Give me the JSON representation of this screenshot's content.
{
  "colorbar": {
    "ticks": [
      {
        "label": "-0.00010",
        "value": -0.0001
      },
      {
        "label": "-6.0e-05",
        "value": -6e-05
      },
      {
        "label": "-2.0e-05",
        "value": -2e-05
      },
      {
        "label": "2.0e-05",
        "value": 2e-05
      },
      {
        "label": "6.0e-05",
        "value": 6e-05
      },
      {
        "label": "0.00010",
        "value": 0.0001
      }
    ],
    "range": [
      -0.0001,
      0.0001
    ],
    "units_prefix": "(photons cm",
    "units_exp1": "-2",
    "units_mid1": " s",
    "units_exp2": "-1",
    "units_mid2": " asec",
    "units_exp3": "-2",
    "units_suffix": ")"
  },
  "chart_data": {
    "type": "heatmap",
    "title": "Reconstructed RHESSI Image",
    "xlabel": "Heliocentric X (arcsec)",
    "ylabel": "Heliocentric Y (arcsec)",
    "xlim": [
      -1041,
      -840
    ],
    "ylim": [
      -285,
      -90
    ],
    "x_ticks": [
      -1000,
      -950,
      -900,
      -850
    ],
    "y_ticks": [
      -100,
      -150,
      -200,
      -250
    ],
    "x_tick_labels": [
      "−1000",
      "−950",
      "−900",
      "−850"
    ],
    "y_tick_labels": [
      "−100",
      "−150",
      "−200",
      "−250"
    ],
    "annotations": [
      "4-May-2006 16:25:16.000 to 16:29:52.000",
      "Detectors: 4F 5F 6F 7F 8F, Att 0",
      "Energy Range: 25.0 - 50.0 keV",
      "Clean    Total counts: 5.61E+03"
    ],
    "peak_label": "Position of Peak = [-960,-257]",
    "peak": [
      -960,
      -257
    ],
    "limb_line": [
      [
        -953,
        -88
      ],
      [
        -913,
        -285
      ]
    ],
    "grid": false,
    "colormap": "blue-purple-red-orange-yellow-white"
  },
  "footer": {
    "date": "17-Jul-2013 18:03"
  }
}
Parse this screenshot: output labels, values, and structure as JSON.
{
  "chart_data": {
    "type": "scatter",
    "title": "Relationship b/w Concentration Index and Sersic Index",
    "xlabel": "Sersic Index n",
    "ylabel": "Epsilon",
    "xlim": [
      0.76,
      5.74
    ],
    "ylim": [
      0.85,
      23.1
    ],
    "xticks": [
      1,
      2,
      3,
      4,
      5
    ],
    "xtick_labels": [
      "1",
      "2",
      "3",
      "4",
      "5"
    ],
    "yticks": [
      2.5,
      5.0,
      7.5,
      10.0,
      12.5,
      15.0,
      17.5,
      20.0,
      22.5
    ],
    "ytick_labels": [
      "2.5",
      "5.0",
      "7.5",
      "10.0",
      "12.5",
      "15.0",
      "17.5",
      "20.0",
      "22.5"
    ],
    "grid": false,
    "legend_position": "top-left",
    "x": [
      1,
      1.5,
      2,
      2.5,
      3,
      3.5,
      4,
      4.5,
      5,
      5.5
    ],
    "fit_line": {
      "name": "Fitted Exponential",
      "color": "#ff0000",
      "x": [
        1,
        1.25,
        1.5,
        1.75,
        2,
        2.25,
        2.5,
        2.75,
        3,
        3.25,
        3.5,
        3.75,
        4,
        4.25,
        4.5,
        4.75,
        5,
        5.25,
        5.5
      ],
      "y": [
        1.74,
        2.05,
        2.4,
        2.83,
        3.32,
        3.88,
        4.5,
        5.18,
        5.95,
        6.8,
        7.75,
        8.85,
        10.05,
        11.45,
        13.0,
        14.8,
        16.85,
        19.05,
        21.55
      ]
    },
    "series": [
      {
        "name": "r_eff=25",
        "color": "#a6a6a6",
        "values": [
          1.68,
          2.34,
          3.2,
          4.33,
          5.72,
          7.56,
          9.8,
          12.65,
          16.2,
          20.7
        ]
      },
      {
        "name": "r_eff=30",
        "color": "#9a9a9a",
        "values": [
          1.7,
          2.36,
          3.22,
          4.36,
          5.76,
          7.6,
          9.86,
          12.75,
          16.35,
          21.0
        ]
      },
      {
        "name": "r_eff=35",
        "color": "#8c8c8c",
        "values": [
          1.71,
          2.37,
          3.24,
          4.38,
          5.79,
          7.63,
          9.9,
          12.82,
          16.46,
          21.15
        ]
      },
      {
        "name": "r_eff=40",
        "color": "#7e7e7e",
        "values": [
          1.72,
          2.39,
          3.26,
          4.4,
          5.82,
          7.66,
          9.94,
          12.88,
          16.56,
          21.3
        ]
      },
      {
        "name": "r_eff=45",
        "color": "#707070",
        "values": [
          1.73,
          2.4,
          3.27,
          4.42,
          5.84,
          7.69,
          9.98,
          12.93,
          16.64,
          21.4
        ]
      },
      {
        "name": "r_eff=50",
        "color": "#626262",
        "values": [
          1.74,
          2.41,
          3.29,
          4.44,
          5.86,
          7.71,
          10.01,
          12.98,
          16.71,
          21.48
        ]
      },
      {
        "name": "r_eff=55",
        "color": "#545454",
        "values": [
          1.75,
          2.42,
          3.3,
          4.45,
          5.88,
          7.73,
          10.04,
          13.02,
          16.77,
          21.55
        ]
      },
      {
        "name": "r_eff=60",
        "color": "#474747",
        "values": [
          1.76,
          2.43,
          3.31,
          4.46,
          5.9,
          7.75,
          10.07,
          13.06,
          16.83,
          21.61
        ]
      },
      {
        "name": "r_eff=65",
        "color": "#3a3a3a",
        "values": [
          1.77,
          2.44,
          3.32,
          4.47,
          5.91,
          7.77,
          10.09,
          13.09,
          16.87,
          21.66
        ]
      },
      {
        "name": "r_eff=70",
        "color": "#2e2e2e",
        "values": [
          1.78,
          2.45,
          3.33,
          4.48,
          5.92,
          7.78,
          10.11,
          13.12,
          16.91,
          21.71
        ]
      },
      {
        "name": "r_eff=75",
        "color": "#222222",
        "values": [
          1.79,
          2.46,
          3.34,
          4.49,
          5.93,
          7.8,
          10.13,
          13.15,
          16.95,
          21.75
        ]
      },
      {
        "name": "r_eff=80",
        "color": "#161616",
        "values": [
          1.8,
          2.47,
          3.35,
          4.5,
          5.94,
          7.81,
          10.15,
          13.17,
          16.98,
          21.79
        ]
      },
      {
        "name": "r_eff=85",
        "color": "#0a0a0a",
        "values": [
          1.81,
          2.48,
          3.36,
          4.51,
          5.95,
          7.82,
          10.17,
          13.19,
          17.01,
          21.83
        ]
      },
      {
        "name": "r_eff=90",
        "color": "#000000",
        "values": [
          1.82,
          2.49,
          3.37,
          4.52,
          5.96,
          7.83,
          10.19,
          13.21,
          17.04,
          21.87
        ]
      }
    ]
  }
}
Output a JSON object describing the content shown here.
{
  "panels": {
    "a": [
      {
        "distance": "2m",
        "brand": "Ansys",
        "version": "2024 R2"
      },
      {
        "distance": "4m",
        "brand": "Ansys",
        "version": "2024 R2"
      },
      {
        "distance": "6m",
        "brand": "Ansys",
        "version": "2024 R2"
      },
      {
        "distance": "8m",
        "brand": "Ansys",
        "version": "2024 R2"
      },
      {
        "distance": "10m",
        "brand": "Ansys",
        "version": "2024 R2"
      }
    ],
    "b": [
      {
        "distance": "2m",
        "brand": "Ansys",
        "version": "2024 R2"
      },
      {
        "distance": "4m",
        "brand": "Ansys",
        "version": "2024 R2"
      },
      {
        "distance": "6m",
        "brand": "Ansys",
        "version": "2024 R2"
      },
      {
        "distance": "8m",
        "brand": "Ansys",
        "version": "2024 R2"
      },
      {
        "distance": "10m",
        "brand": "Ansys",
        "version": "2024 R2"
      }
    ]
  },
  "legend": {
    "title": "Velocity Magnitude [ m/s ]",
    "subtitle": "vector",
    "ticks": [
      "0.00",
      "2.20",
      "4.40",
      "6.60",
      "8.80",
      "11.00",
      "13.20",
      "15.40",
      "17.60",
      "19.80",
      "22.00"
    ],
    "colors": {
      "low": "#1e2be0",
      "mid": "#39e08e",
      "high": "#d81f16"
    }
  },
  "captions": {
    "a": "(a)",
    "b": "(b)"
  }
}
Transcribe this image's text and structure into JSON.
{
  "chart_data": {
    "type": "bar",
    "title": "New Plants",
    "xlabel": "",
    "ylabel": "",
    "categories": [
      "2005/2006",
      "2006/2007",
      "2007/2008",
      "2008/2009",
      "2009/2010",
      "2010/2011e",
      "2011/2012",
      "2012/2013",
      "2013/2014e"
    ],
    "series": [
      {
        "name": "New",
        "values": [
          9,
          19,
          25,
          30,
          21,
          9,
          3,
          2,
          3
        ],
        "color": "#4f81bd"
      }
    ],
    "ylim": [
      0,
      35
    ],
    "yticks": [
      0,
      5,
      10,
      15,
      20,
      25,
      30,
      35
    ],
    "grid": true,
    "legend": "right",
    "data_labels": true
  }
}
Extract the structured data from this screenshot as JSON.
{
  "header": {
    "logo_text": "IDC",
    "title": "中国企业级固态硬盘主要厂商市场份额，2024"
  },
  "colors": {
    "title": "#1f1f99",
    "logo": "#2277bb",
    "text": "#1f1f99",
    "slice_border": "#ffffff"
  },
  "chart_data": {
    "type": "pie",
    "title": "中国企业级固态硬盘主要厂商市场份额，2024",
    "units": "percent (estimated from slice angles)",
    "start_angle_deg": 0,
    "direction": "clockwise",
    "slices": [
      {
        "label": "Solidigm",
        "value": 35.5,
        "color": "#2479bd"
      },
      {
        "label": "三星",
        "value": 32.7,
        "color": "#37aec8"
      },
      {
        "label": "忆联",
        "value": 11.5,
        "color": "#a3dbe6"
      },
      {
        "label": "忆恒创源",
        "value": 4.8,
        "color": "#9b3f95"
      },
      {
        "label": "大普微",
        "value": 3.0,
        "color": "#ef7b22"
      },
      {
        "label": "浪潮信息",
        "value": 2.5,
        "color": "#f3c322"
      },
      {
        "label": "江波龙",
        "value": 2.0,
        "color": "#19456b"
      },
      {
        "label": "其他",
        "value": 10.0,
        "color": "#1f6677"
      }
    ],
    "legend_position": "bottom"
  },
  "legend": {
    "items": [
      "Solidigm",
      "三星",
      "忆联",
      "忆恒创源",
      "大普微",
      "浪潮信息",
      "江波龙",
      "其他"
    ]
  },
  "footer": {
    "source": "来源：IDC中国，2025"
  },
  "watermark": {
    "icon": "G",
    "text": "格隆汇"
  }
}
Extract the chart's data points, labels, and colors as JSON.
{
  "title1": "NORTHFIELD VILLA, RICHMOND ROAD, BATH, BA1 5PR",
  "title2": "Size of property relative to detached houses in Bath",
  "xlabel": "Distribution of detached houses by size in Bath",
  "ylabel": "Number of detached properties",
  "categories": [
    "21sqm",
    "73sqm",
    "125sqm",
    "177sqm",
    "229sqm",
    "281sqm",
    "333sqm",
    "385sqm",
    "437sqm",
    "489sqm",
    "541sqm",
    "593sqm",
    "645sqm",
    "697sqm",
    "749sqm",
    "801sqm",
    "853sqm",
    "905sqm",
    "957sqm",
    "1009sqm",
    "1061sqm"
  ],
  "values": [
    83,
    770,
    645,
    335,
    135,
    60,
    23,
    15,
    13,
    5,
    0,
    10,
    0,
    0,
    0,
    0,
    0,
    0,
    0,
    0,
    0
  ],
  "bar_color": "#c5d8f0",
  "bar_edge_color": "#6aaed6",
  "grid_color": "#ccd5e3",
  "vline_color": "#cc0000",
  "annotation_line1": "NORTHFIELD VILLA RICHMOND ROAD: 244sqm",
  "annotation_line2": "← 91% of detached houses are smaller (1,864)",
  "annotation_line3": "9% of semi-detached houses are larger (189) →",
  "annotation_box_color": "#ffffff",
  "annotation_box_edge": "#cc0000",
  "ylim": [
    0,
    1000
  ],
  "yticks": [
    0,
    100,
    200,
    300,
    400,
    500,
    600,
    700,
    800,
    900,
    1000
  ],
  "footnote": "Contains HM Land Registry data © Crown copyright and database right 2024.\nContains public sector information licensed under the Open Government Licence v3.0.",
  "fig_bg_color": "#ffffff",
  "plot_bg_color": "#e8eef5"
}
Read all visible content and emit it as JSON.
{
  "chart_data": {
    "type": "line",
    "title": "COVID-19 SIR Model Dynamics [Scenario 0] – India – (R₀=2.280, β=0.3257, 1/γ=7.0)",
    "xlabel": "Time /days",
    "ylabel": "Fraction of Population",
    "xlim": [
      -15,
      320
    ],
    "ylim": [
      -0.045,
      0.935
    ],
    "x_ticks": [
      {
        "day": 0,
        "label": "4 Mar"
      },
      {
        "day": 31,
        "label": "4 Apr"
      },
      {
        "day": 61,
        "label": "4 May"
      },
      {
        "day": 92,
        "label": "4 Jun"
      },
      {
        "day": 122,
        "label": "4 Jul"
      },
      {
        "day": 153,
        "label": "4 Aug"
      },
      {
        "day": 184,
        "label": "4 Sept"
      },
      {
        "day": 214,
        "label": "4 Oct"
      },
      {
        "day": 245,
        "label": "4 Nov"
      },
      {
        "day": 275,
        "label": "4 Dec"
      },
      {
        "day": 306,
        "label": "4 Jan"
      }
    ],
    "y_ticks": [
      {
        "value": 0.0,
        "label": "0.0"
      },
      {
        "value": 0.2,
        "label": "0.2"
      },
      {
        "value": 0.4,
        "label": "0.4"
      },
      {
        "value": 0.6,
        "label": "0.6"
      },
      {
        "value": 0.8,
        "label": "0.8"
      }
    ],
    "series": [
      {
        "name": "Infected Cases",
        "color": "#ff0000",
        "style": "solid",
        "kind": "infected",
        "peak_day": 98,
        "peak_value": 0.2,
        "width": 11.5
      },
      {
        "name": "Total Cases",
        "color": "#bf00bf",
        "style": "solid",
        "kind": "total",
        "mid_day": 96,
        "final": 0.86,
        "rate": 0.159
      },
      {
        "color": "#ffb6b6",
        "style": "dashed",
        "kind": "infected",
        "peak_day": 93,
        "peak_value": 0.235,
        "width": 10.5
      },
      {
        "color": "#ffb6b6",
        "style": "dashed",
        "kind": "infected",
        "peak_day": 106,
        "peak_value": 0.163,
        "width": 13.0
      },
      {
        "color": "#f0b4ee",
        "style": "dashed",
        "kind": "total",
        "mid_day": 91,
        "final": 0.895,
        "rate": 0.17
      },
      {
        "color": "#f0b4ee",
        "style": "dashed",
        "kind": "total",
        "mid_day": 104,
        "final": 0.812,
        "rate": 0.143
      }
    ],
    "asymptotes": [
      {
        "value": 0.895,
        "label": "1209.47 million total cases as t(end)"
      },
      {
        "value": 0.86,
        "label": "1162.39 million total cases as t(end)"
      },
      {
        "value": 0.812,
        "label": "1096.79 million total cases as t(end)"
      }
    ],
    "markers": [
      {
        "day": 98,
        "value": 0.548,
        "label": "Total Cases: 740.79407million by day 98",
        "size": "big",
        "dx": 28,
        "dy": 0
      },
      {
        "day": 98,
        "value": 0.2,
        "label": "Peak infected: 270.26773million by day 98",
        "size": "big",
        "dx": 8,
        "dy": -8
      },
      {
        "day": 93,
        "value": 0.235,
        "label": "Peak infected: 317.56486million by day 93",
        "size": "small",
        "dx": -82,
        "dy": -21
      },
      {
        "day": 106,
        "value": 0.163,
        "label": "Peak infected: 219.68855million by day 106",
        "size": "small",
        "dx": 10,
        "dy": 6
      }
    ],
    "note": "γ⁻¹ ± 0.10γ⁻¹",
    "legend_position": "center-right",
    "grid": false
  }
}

☆ ☆ ☆

YOUR INSTRUCTIONS
Scan the material above for the word "from". Copy each line where it occurs.

TASK OUTPUT
Extract the structured data from this screenshot as JSON.
    "units": "percent (estimated from slice angles)",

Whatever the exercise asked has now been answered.